### What is needed
Check every line of the material below for "Linear". Give the number of lines that have it, and only that.

### Stored data
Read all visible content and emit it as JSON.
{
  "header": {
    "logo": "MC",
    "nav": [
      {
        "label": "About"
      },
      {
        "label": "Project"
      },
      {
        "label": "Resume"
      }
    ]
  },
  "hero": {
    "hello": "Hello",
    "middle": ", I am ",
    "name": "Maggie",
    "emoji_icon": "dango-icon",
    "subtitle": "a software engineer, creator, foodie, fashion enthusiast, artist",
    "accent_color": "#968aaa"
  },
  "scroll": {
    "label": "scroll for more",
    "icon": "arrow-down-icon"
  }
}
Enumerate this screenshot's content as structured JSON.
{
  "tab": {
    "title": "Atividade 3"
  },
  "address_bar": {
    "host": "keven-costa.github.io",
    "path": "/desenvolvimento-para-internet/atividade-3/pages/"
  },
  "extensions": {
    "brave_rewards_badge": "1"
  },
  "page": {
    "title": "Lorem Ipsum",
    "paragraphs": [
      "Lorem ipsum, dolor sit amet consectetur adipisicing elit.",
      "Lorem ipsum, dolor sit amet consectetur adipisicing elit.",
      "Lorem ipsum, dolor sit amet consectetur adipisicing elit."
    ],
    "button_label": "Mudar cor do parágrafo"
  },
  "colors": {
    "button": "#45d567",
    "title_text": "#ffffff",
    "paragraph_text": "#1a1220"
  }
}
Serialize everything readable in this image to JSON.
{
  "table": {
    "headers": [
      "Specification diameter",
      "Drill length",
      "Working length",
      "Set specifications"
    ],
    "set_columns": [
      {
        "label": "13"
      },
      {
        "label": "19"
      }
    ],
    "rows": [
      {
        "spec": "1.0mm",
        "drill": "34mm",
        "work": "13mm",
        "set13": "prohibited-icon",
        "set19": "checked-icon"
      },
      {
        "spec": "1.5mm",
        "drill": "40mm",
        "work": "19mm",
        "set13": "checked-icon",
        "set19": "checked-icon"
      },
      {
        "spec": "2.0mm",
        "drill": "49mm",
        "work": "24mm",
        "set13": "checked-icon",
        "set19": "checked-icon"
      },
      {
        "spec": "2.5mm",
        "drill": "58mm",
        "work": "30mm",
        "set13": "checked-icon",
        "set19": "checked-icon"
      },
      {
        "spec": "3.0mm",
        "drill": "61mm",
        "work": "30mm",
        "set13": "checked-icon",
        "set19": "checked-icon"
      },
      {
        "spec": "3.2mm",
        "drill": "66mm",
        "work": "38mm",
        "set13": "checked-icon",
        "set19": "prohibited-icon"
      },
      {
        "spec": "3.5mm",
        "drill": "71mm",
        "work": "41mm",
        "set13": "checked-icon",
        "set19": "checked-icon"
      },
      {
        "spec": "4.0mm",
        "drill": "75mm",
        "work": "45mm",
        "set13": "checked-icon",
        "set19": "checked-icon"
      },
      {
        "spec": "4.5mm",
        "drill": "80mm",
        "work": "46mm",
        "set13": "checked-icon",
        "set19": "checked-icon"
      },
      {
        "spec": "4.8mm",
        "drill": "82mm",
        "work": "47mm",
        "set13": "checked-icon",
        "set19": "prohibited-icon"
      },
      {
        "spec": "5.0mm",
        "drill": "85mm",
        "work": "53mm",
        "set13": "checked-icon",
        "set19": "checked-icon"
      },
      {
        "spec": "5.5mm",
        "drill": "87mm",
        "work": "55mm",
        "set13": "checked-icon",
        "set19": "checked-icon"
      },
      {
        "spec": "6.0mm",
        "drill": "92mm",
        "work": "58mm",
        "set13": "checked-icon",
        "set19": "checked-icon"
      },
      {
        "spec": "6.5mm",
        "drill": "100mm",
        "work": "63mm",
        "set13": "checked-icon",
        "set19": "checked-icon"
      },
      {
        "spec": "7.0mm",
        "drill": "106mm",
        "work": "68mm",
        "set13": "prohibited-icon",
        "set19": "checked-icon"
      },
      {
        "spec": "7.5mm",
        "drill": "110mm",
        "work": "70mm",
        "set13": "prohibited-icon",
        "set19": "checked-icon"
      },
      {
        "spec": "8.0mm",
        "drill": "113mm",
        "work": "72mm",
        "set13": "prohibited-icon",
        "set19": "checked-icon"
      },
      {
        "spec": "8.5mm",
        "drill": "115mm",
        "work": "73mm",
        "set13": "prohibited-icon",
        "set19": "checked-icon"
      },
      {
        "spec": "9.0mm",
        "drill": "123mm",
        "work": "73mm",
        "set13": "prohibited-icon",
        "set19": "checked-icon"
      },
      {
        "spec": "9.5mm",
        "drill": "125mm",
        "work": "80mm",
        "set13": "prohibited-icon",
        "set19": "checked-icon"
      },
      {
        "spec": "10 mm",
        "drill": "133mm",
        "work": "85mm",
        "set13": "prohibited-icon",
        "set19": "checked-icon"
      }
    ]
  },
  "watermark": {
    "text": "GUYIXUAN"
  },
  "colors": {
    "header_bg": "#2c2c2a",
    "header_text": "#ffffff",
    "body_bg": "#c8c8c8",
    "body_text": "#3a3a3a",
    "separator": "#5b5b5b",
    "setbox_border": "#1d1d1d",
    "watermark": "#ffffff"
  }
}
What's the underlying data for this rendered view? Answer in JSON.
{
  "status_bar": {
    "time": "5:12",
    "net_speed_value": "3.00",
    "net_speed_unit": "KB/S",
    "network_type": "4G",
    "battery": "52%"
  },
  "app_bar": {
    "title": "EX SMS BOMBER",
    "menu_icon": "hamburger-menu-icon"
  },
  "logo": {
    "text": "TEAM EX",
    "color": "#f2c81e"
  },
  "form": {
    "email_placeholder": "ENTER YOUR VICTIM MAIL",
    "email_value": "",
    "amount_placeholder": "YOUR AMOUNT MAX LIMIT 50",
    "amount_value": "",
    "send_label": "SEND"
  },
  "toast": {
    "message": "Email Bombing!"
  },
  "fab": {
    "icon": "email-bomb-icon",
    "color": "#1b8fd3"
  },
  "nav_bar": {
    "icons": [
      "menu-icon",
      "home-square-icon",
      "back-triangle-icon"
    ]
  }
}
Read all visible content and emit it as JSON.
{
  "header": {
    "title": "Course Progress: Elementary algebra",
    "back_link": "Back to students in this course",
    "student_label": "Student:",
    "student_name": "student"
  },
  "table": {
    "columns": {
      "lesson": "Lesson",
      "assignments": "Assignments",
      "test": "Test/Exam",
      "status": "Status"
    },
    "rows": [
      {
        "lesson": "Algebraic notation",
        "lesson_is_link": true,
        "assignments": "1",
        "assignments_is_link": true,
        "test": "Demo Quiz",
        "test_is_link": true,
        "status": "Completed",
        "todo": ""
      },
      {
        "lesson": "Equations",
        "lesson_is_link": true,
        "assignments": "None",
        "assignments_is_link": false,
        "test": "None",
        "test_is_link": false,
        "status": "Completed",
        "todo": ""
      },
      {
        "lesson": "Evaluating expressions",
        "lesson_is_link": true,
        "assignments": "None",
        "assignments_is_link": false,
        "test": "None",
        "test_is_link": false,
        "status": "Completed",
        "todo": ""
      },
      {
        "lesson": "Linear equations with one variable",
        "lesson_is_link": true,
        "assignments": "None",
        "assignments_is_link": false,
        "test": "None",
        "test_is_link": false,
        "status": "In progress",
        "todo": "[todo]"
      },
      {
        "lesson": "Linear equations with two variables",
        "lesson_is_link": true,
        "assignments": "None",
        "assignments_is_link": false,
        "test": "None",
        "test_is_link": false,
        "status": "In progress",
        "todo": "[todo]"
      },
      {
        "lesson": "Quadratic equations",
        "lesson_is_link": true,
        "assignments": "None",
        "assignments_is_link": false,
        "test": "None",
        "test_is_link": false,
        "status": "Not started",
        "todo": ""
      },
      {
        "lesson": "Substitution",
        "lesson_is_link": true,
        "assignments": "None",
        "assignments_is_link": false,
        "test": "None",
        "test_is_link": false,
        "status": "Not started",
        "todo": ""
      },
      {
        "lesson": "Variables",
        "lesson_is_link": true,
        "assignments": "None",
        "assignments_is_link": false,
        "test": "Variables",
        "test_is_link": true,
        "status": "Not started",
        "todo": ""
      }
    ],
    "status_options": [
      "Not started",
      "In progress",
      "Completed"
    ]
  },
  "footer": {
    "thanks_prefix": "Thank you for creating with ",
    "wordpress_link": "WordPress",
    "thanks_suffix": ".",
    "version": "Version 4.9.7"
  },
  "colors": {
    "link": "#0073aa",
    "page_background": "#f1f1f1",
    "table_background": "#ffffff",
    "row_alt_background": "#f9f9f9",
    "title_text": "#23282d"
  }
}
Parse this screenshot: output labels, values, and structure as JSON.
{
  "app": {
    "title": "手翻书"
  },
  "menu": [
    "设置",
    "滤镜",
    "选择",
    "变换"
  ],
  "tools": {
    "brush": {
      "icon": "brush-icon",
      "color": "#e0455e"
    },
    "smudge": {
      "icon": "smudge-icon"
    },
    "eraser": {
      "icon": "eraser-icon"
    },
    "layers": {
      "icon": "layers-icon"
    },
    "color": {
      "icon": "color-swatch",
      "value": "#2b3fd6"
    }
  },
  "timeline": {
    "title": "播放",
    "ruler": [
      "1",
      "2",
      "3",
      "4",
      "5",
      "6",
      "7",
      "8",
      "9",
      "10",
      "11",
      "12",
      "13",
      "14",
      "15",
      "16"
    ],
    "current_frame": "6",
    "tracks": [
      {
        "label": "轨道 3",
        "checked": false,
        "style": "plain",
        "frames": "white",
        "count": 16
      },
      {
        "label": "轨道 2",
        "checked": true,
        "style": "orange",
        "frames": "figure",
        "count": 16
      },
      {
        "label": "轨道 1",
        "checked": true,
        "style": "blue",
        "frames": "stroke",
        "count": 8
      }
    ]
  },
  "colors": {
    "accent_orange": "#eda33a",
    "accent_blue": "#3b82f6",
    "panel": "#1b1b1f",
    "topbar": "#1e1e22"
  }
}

### The solution
2